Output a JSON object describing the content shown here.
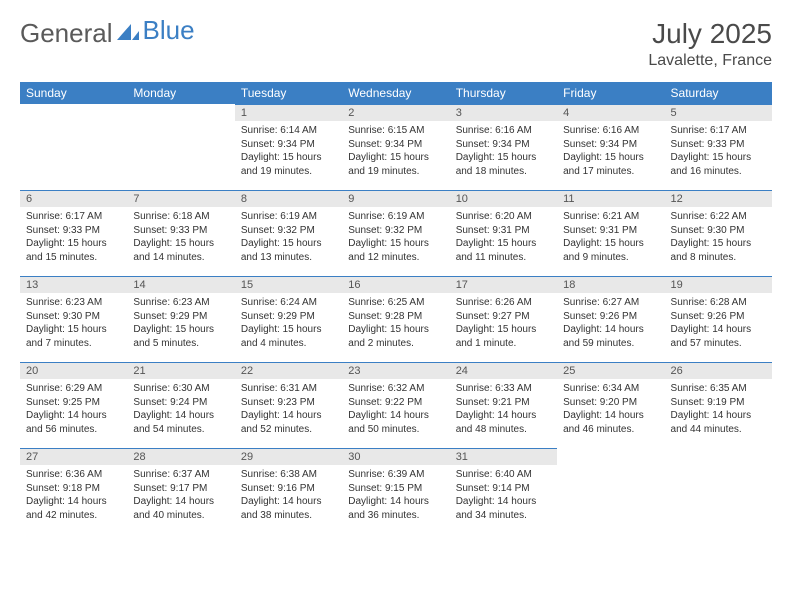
{
  "brand": {
    "part1": "General",
    "part2": "Blue"
  },
  "title": "July 2025",
  "location": "Lavalette, France",
  "colors": {
    "header_bg": "#3b7fc4",
    "header_text": "#ffffff",
    "daynum_bg": "#e8e8e8",
    "daynum_border": "#3b7fc4",
    "text": "#333333",
    "brand_gray": "#5a5a5a",
    "brand_blue": "#3b7fc4"
  },
  "weekdays": [
    "Sunday",
    "Monday",
    "Tuesday",
    "Wednesday",
    "Thursday",
    "Friday",
    "Saturday"
  ],
  "weeks": [
    [
      null,
      null,
      {
        "n": "1",
        "sr": "6:14 AM",
        "ss": "9:34 PM",
        "dl": "15 hours and 19 minutes."
      },
      {
        "n": "2",
        "sr": "6:15 AM",
        "ss": "9:34 PM",
        "dl": "15 hours and 19 minutes."
      },
      {
        "n": "3",
        "sr": "6:16 AM",
        "ss": "9:34 PM",
        "dl": "15 hours and 18 minutes."
      },
      {
        "n": "4",
        "sr": "6:16 AM",
        "ss": "9:34 PM",
        "dl": "15 hours and 17 minutes."
      },
      {
        "n": "5",
        "sr": "6:17 AM",
        "ss": "9:33 PM",
        "dl": "15 hours and 16 minutes."
      }
    ],
    [
      {
        "n": "6",
        "sr": "6:17 AM",
        "ss": "9:33 PM",
        "dl": "15 hours and 15 minutes."
      },
      {
        "n": "7",
        "sr": "6:18 AM",
        "ss": "9:33 PM",
        "dl": "15 hours and 14 minutes."
      },
      {
        "n": "8",
        "sr": "6:19 AM",
        "ss": "9:32 PM",
        "dl": "15 hours and 13 minutes."
      },
      {
        "n": "9",
        "sr": "6:19 AM",
        "ss": "9:32 PM",
        "dl": "15 hours and 12 minutes."
      },
      {
        "n": "10",
        "sr": "6:20 AM",
        "ss": "9:31 PM",
        "dl": "15 hours and 11 minutes."
      },
      {
        "n": "11",
        "sr": "6:21 AM",
        "ss": "9:31 PM",
        "dl": "15 hours and 9 minutes."
      },
      {
        "n": "12",
        "sr": "6:22 AM",
        "ss": "9:30 PM",
        "dl": "15 hours and 8 minutes."
      }
    ],
    [
      {
        "n": "13",
        "sr": "6:23 AM",
        "ss": "9:30 PM",
        "dl": "15 hours and 7 minutes."
      },
      {
        "n": "14",
        "sr": "6:23 AM",
        "ss": "9:29 PM",
        "dl": "15 hours and 5 minutes."
      },
      {
        "n": "15",
        "sr": "6:24 AM",
        "ss": "9:29 PM",
        "dl": "15 hours and 4 minutes."
      },
      {
        "n": "16",
        "sr": "6:25 AM",
        "ss": "9:28 PM",
        "dl": "15 hours and 2 minutes."
      },
      {
        "n": "17",
        "sr": "6:26 AM",
        "ss": "9:27 PM",
        "dl": "15 hours and 1 minute."
      },
      {
        "n": "18",
        "sr": "6:27 AM",
        "ss": "9:26 PM",
        "dl": "14 hours and 59 minutes."
      },
      {
        "n": "19",
        "sr": "6:28 AM",
        "ss": "9:26 PM",
        "dl": "14 hours and 57 minutes."
      }
    ],
    [
      {
        "n": "20",
        "sr": "6:29 AM",
        "ss": "9:25 PM",
        "dl": "14 hours and 56 minutes."
      },
      {
        "n": "21",
        "sr": "6:30 AM",
        "ss": "9:24 PM",
        "dl": "14 hours and 54 minutes."
      },
      {
        "n": "22",
        "sr": "6:31 AM",
        "ss": "9:23 PM",
        "dl": "14 hours and 52 minutes."
      },
      {
        "n": "23",
        "sr": "6:32 AM",
        "ss": "9:22 PM",
        "dl": "14 hours and 50 minutes."
      },
      {
        "n": "24",
        "sr": "6:33 AM",
        "ss": "9:21 PM",
        "dl": "14 hours and 48 minutes."
      },
      {
        "n": "25",
        "sr": "6:34 AM",
        "ss": "9:20 PM",
        "dl": "14 hours and 46 minutes."
      },
      {
        "n": "26",
        "sr": "6:35 AM",
        "ss": "9:19 PM",
        "dl": "14 hours and 44 minutes."
      }
    ],
    [
      {
        "n": "27",
        "sr": "6:36 AM",
        "ss": "9:18 PM",
        "dl": "14 hours and 42 minutes."
      },
      {
        "n": "28",
        "sr": "6:37 AM",
        "ss": "9:17 PM",
        "dl": "14 hours and 40 minutes."
      },
      {
        "n": "29",
        "sr": "6:38 AM",
        "ss": "9:16 PM",
        "dl": "14 hours and 38 minutes."
      },
      {
        "n": "30",
        "sr": "6:39 AM",
        "ss": "9:15 PM",
        "dl": "14 hours and 36 minutes."
      },
      {
        "n": "31",
        "sr": "6:40 AM",
        "ss": "9:14 PM",
        "dl": "14 hours and 34 minutes."
      },
      null,
      null
    ]
  ],
  "labels": {
    "sunrise": "Sunrise:",
    "sunset": "Sunset:",
    "daylight": "Daylight:"
  }
}
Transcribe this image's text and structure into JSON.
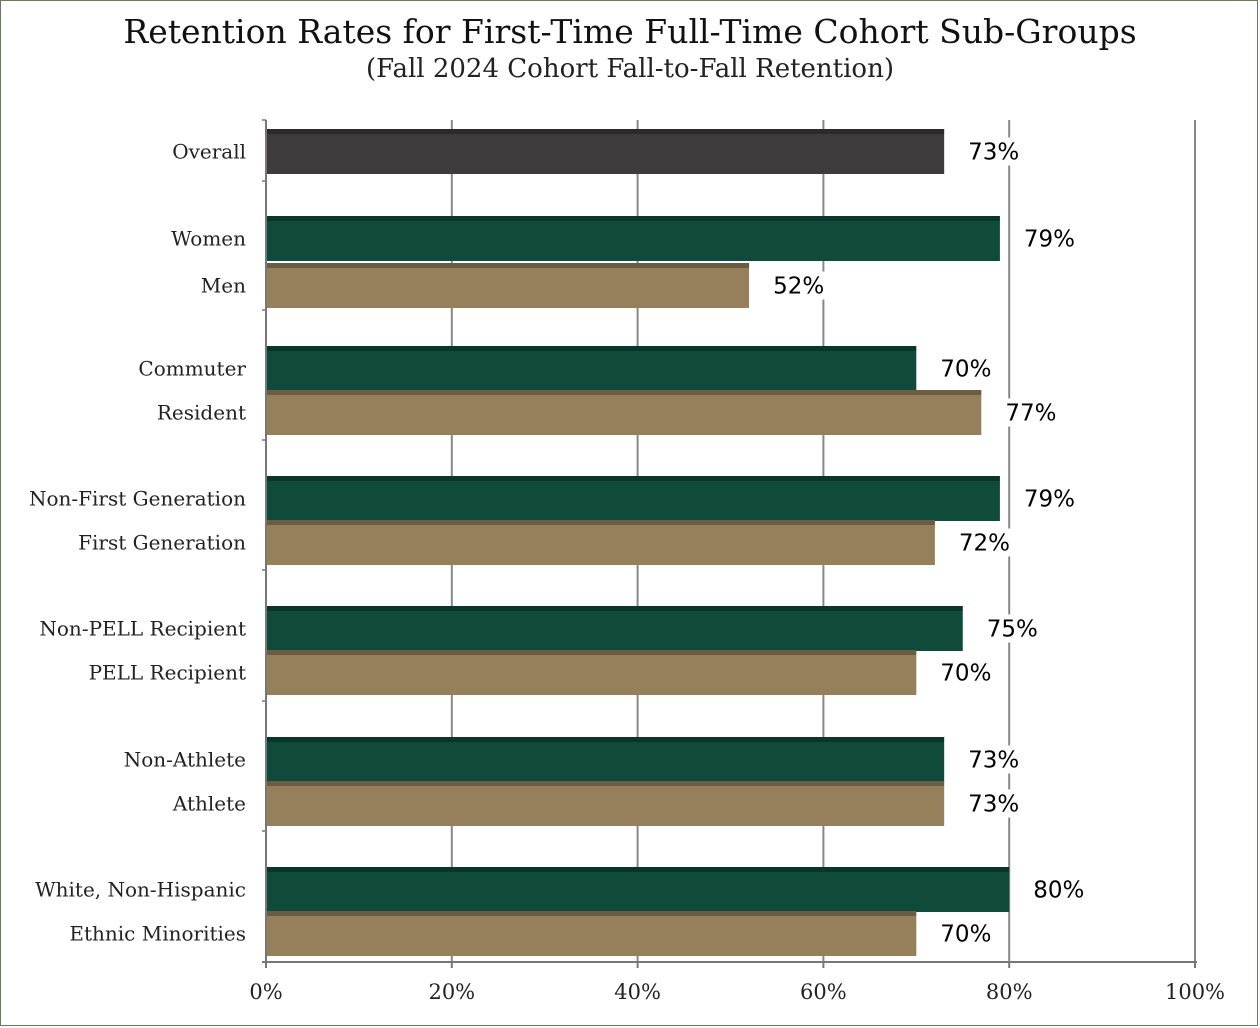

Work required>
Copy the data word for word. Pictures do not go in the copy.

Solved exercise>
Output a JSON object describing the content shown here.
{
  "brand": {
    "part1": "General",
    "part2": "Blue"
  },
  "title": "July 2025",
  "location": "Lavalette, France",
  "colors": {
    "header_bg": "#3b7fc4",
    "header_text": "#ffffff",
    "daynum_bg": "#e8e8e8",
    "daynum_border": "#3b7fc4",
    "text": "#333333",
    "brand_gray": "#5a5a5a",
    "brand_blue": "#3b7fc4"
  },
  "weekdays": [
    "Sunday",
    "Monday",
    "Tuesday",
    "Wednesday",
    "Thursday",
    "Friday",
    "Saturday"
  ],
  "weeks": [
    [
      null,
      null,
      {
        "n": "1",
        "sr": "6:14 AM",
        "ss": "9:34 PM",
        "dl": "15 hours and 19 minutes."
      },
      {
        "n": "2",
        "sr": "6:15 AM",
        "ss": "9:34 PM",
        "dl": "15 hours and 19 minutes."
      },
      {
        "n": "3",
        "sr": "6:16 AM",
        "ss": "9:34 PM",
        "dl": "15 hours and 18 minutes."
      },
      {
        "n": "4",
        "sr": "6:16 AM",
        "ss": "9:34 PM",
        "dl": "15 hours and 17 minutes."
      },
      {
        "n": "5",
        "sr": "6:17 AM",
        "ss": "9:33 PM",
        "dl": "15 hours and 16 minutes."
      }
    ],
    [
      {
        "n": "6",
        "sr": "6:17 AM",
        "ss": "9:33 PM",
        "dl": "15 hours and 15 minutes."
      },
      {
        "n": "7",
        "sr": "6:18 AM",
        "ss": "9:33 PM",
        "dl": "15 hours and 14 minutes."
      },
      {
        "n": "8",
        "sr": "6:19 AM",
        "ss": "9:32 PM",
        "dl": "15 hours and 13 minutes."
      },
      {
        "n": "9",
        "sr": "6:19 AM",
        "ss": "9:32 PM",
        "dl": "15 hours and 12 minutes."
      },
      {
        "n": "10",
        "sr": "6:20 AM",
        "ss": "9:31 PM",
        "dl": "15 hours and 11 minutes."
      },
      {
        "n": "11",
        "sr": "6:21 AM",
        "ss": "9:31 PM",
        "dl": "15 hours and 9 minutes."
      },
      {
        "n": "12",
        "sr": "6:22 AM",
        "ss": "9:30 PM",
        "dl": "15 hours and 8 minutes."
      }
    ],
    [
      {
        "n": "13",
        "sr": "6:23 AM",
        "ss": "9:30 PM",
        "dl": "15 hours and 7 minutes."
      },
      {
        "n": "14",
        "sr": "6:23 AM",
        "ss": "9:29 PM",
        "dl": "15 hours and 5 minutes."
      },
      {
        "n": "15",
        "sr": "6:24 AM",
        "ss": "9:29 PM",
        "dl": "15 hours and 4 minutes."
      },
      {
        "n": "16",
        "sr": "6:25 AM",
        "ss": "9:28 PM",
        "dl": "15 hours and 2 minutes."
      },
      {
        "n": "17",
        "sr": "6:26 AM",
        "ss": "9:27 PM",
        "dl": "15 hours and 1 minute."
      },
      {
        "n": "18",
        "sr": "6:27 AM",
        "ss": "9:26 PM",
        "dl": "14 hours and 59 minutes."
      },
      {
        "n": "19",
        "sr": "6:28 AM",
        "ss": "9:26 PM",
        "dl": "14 hours and 57 minutes."
      }
    ],
    [
      {
        "n": "20",
        "sr": "6:29 AM",
        "ss": "9:25 PM",
        "dl": "14 hours and 56 minutes."
      },
      {
        "n": "21",
        "sr": "6:30 AM",
        "ss": "9:24 PM",
        "dl": "14 hours and 54 minutes."
      },
      {
        "n": "22",
        "sr": "6:31 AM",
        "ss": "9:23 PM",
        "dl": "14 hours and 52 minutes."
      },
      {
        "n": "23",
        "sr": "6:32 AM",
        "ss": "9:22 PM",
        "dl": "14 hours and 50 minutes."
      },
      {
        "n": "24",
        "sr": "6:33 AM",
        "ss": "9:21 PM",
        "dl": "14 hours and 48 minutes."
      },
      {
        "n": "25",
        "sr": "6:34 AM",
        "ss": "9:20 PM",
        "dl": "14 hours and 46 minutes."
      },
      {
        "n": "26",
        "sr": "6:35 AM",
        "ss": "9:19 PM",
        "dl": "14 hours and 44 minutes."
      }
    ],
    [
      {
        "n": "27",
        "sr": "6:36 AM",
        "ss": "9:18 PM",
        "dl": "14 hours and 42 minutes."
      },
      {
        "n": "28",
        "sr": "6:37 AM",
        "ss": "9:17 PM",
        "dl": "14 hours and 40 minutes."
      },
      {
        "n": "29",
        "sr": "6:38 AM",
        "ss": "9:16 PM",
        "dl": "14 hours and 38 minutes."
      },
      {
        "n": "30",
        "sr": "6:39 AM",
        "ss": "9:15 PM",
        "dl": "14 hours and 36 minutes."
      },
      {
        "n": "31",
        "sr": "6:40 AM",
        "ss": "9:14 PM",
        "dl": "14 hours and 34 minutes."
      },
      null,
      null
    ]
  ],
  "labels": {
    "sunrise": "Sunrise:",
    "sunset": "Sunset:",
    "daylight": "Daylight:"
  }
}
Transcribe this image's text and structure into JSON.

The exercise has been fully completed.